◆ **Work instructions**: Leave out the pictures and copy everything else in the entries exactly.

◆ **Exercise inputs**:
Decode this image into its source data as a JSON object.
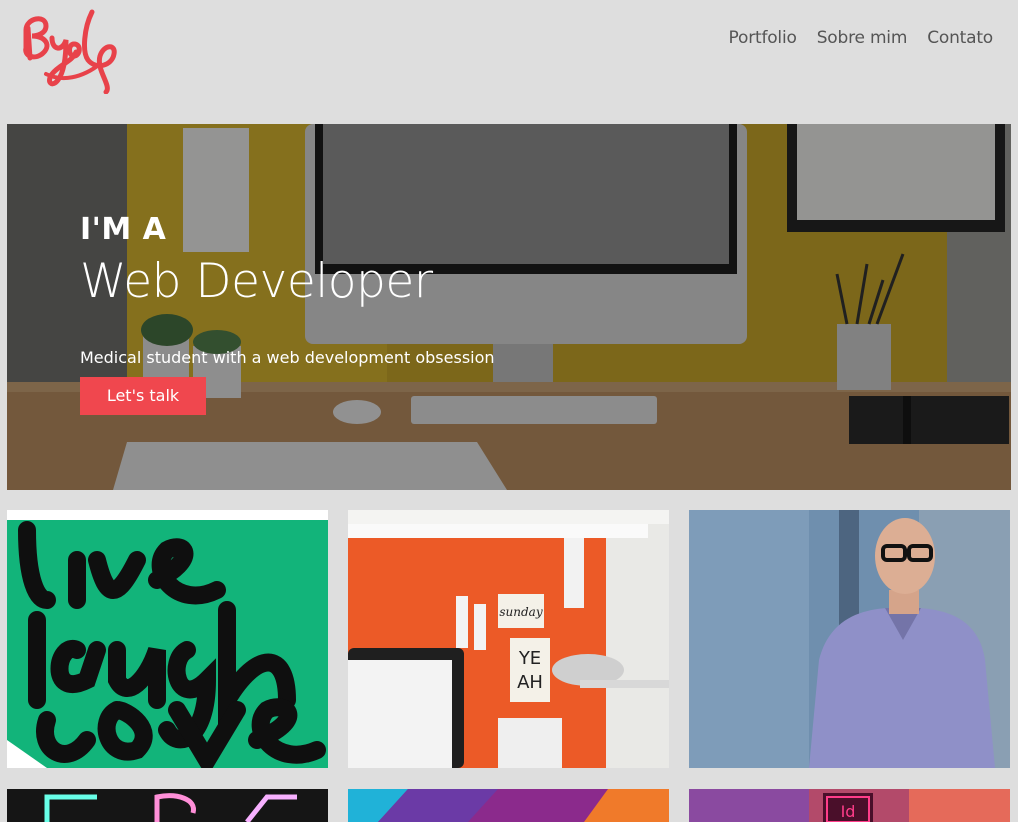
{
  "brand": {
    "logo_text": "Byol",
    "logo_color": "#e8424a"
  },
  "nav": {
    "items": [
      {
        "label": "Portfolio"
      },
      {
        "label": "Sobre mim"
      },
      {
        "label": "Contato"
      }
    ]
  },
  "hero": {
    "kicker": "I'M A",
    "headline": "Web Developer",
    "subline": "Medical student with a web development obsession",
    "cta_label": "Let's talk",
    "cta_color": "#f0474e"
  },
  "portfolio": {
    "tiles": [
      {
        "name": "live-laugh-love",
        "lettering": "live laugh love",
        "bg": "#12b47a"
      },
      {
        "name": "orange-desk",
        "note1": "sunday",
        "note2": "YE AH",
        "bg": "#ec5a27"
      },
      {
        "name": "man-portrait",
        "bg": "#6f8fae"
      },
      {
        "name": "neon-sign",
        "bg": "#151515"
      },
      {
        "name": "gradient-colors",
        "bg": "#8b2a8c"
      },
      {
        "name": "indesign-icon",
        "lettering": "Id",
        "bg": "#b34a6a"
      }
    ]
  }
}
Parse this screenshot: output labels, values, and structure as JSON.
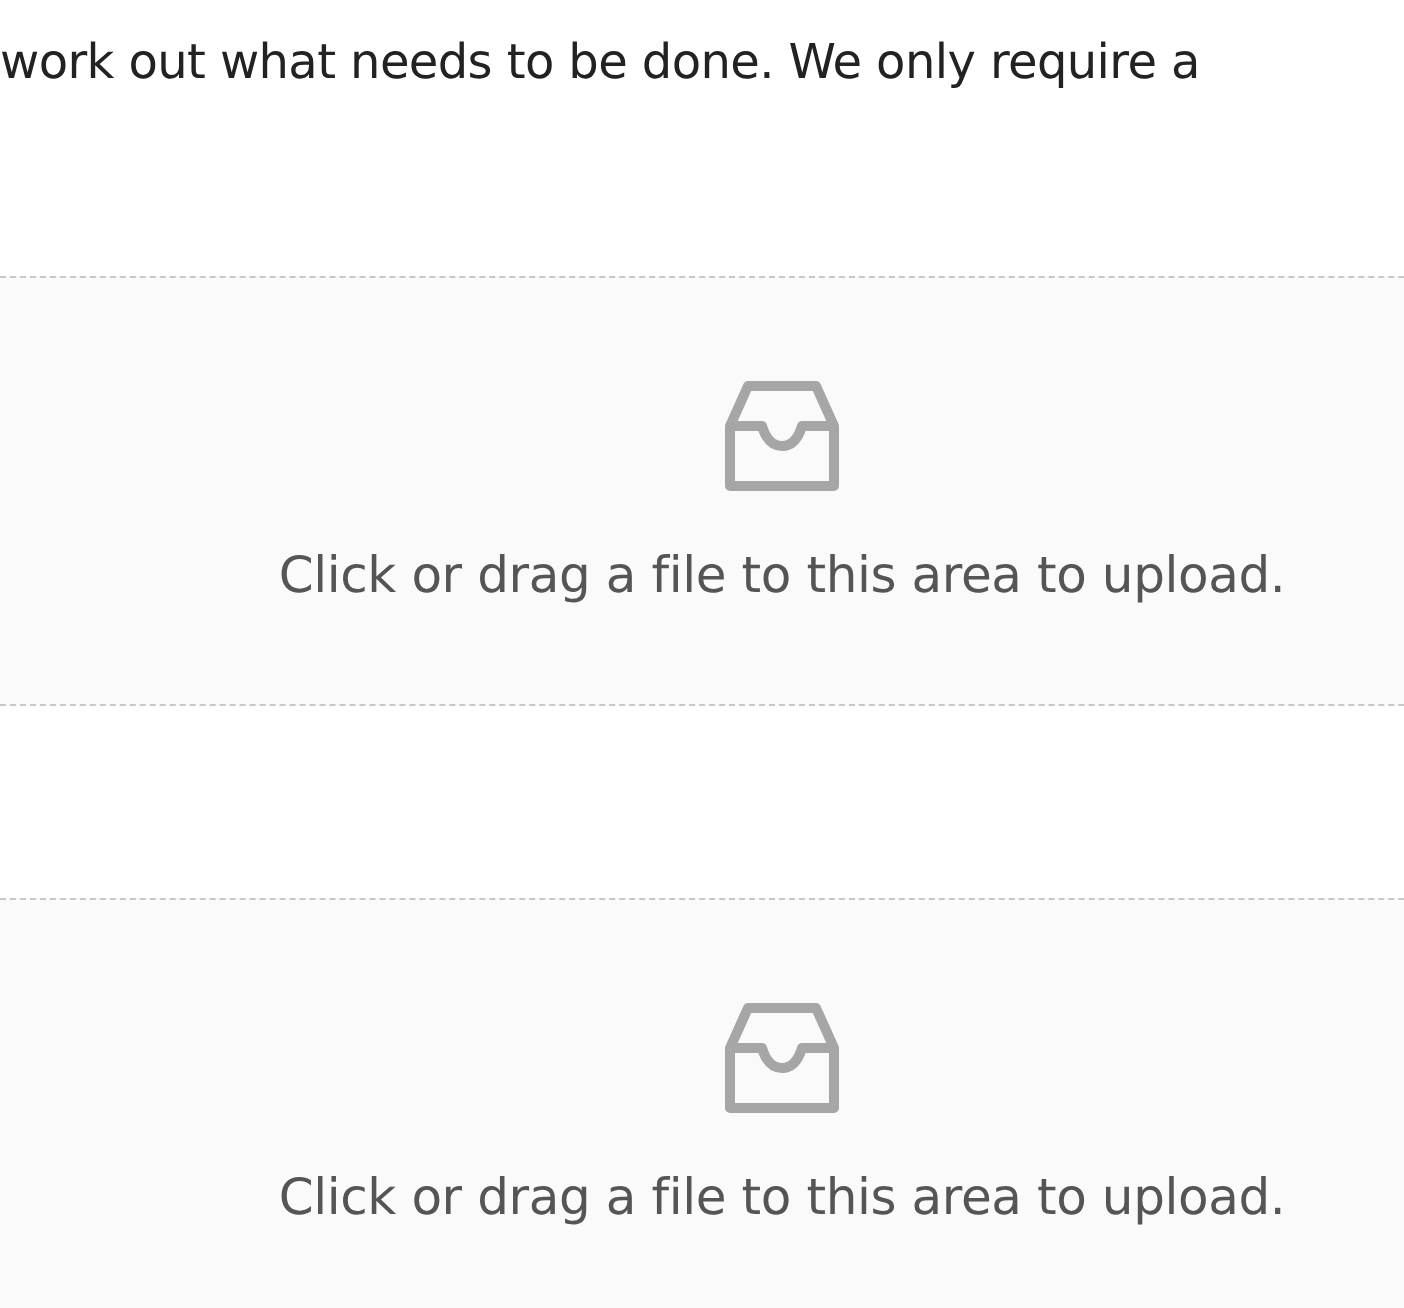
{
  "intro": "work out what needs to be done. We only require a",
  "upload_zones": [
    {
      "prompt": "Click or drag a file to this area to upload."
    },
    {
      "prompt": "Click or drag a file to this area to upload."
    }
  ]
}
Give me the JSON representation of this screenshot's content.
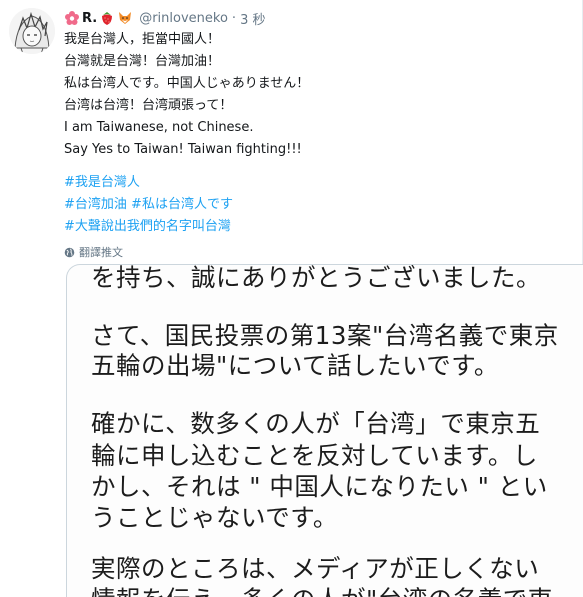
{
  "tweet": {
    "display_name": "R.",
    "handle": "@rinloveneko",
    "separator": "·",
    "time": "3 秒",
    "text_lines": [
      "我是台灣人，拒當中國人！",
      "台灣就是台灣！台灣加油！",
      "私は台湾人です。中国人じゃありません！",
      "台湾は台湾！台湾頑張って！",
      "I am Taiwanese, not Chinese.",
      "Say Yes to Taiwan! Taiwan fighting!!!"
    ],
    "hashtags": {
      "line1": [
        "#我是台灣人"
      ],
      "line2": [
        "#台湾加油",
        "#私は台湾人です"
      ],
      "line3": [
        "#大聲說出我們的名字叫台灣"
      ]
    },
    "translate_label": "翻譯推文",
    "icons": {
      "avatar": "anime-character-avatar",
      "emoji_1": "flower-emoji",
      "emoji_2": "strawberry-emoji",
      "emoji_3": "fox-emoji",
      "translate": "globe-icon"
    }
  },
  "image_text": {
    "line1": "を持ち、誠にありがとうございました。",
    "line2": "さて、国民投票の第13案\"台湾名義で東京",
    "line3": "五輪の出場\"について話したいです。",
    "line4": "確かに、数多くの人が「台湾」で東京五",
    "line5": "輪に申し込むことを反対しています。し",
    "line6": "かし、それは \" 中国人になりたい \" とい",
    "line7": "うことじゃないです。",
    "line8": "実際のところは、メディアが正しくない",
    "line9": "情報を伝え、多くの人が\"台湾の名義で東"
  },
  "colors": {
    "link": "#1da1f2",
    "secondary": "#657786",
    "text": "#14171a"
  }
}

◆ **Finished task**:
Decode this image into its source data as a JSON object.
{
  "brand": {
    "logo_text": "Byol",
    "logo_color": "#e8424a"
  },
  "nav": {
    "items": [
      {
        "label": "Portfolio"
      },
      {
        "label": "Sobre mim"
      },
      {
        "label": "Contato"
      }
    ]
  },
  "hero": {
    "kicker": "I'M A",
    "headline": "Web Developer",
    "subline": "Medical student with a web development obsession",
    "cta_label": "Let's talk",
    "cta_color": "#f0474e"
  },
  "portfolio": {
    "tiles": [
      {
        "name": "live-laugh-love",
        "lettering": "live laugh love",
        "bg": "#12b47a"
      },
      {
        "name": "orange-desk",
        "note1": "sunday",
        "note2": "YE AH",
        "bg": "#ec5a27"
      },
      {
        "name": "man-portrait",
        "bg": "#6f8fae"
      },
      {
        "name": "neon-sign",
        "bg": "#151515"
      },
      {
        "name": "gradient-colors",
        "bg": "#8b2a8c"
      },
      {
        "name": "indesign-icon",
        "lettering": "Id",
        "bg": "#b34a6a"
      }
    ]
  }
}
Parse this screenshot: output labels, values, and structure as JSON.
{
  "intro": "work out what needs to be done. We only require a",
  "upload_zones": [
    {
      "prompt": "Click or drag a file to this area to upload."
    },
    {
      "prompt": "Click or drag a file to this area to upload."
    }
  ]
}
Give me the JSON representation of this screenshot's content.
{
  "tweet": {
    "display_name": "R.",
    "handle": "@rinloveneko",
    "separator": "·",
    "time": "3 秒",
    "text_lines": [
      "我是台灣人，拒當中國人！",
      "台灣就是台灣！台灣加油！",
      "私は台湾人です。中国人じゃありません！",
      "台湾は台湾！台湾頑張って！",
      "I am Taiwanese, not Chinese.",
      "Say Yes to Taiwan! Taiwan fighting!!!"
    ],
    "hashtags": {
      "line1": [
        "#我是台灣人"
      ],
      "line2": [
        "#台湾加油",
        "#私は台湾人です"
      ],
      "line3": [
        "#大聲說出我們的名字叫台灣"
      ]
    },
    "translate_label": "翻譯推文",
    "icons": {
      "avatar": "anime-character-avatar",
      "emoji_1": "flower-emoji",
      "emoji_2": "strawberry-emoji",
      "emoji_3": "fox-emoji",
      "translate": "globe-icon"
    }
  },
  "image_text": {
    "line1": "を持ち、誠にありがとうございました。",
    "line2": "さて、国民投票の第13案\"台湾名義で東京",
    "line3": "五輪の出場\"について話したいです。",
    "line4": "確かに、数多くの人が「台湾」で東京五",
    "line5": "輪に申し込むことを反対しています。し",
    "line6": "かし、それは \" 中国人になりたい \" とい",
    "line7": "うことじゃないです。",
    "line8": "実際のところは、メディアが正しくない",
    "line9": "情報を伝え、多くの人が\"台湾の名義で東"
  },
  "colors": {
    "link": "#1da1f2",
    "secondary": "#657786",
    "text": "#14171a"
  }
}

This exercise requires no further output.